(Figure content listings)
================

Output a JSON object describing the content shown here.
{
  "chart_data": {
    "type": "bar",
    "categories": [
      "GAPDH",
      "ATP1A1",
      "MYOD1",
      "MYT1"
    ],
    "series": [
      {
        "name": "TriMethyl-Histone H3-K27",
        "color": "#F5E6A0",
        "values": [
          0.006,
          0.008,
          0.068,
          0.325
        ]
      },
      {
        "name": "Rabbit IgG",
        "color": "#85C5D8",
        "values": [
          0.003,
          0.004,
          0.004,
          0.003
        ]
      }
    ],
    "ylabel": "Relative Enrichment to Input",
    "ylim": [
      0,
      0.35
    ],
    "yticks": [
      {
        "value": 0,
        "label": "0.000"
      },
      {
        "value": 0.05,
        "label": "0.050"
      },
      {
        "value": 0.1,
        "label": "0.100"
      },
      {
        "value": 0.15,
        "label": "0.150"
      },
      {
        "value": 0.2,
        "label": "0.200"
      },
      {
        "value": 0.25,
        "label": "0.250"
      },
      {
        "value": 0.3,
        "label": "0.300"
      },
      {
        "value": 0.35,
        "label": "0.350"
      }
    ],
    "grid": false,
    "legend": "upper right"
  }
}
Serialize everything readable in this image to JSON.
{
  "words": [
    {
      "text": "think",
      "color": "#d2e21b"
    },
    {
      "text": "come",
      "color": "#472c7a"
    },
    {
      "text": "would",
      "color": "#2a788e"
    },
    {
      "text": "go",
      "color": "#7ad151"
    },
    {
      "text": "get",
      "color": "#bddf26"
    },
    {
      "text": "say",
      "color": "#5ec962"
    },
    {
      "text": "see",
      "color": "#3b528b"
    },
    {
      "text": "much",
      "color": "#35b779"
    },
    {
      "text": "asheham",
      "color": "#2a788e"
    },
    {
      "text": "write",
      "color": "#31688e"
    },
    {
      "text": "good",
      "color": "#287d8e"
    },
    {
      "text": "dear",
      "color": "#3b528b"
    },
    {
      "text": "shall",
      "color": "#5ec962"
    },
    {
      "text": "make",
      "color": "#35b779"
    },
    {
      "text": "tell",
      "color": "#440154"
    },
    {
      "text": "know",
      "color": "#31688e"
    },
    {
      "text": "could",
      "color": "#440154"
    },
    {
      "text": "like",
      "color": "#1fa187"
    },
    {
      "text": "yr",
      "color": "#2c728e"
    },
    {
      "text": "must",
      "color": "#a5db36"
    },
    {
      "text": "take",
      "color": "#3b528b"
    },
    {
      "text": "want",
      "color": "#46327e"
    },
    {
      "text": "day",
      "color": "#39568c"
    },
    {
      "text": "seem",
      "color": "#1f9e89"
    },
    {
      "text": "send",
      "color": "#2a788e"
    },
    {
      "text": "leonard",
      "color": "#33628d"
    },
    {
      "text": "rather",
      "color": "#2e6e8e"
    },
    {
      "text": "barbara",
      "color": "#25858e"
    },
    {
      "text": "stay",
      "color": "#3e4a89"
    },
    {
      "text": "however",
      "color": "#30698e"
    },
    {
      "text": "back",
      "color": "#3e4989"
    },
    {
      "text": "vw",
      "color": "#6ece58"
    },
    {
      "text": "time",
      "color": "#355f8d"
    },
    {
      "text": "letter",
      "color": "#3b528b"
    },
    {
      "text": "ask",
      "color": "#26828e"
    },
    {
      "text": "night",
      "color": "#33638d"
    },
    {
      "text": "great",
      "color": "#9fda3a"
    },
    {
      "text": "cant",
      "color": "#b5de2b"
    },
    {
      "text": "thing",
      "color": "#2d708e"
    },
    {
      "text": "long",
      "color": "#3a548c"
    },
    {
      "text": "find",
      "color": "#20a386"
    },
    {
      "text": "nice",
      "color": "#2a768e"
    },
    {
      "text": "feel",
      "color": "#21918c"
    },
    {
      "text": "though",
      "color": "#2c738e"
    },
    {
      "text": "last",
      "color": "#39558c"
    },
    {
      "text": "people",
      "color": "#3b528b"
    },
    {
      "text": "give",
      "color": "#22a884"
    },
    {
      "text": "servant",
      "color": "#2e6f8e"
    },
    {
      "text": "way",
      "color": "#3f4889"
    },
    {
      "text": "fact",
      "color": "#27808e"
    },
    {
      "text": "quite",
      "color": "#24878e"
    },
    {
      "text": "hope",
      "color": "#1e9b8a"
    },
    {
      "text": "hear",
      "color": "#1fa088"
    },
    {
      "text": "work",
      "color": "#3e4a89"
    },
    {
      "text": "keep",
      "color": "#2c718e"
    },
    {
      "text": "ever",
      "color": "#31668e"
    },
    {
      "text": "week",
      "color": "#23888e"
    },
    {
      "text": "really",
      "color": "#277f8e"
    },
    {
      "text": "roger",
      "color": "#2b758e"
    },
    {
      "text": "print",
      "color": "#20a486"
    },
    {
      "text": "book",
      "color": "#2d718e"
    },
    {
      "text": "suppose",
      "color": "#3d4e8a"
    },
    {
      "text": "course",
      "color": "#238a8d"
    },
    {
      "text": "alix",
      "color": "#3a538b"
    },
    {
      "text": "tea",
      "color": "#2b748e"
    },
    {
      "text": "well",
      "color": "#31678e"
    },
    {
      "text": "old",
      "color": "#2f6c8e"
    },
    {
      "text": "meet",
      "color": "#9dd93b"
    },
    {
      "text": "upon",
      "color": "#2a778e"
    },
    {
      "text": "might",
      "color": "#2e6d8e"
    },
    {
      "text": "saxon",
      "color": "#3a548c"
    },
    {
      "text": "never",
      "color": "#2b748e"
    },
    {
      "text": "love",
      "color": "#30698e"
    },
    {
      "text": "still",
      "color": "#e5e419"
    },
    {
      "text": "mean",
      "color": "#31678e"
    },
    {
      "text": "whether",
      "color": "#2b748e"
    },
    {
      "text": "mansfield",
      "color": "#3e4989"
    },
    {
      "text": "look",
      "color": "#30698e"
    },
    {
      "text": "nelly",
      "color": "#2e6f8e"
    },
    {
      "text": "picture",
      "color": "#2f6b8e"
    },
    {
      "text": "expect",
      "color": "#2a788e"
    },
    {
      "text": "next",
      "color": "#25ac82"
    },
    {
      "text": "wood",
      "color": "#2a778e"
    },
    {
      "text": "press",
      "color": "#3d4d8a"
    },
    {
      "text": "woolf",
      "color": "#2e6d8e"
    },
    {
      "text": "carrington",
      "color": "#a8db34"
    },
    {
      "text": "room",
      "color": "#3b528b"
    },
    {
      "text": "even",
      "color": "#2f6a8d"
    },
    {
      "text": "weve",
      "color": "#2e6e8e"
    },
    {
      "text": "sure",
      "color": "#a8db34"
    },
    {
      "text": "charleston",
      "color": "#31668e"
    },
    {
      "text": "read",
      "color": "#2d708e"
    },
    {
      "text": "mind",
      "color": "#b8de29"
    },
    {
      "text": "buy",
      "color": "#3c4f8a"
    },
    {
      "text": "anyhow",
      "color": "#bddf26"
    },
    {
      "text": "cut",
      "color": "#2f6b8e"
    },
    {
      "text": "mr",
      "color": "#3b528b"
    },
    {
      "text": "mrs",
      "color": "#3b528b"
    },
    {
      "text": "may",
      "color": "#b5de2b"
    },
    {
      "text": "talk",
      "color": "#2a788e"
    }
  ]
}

================

Report how many lines hold the string "name", giving the number and nothing else.

> Solution below
2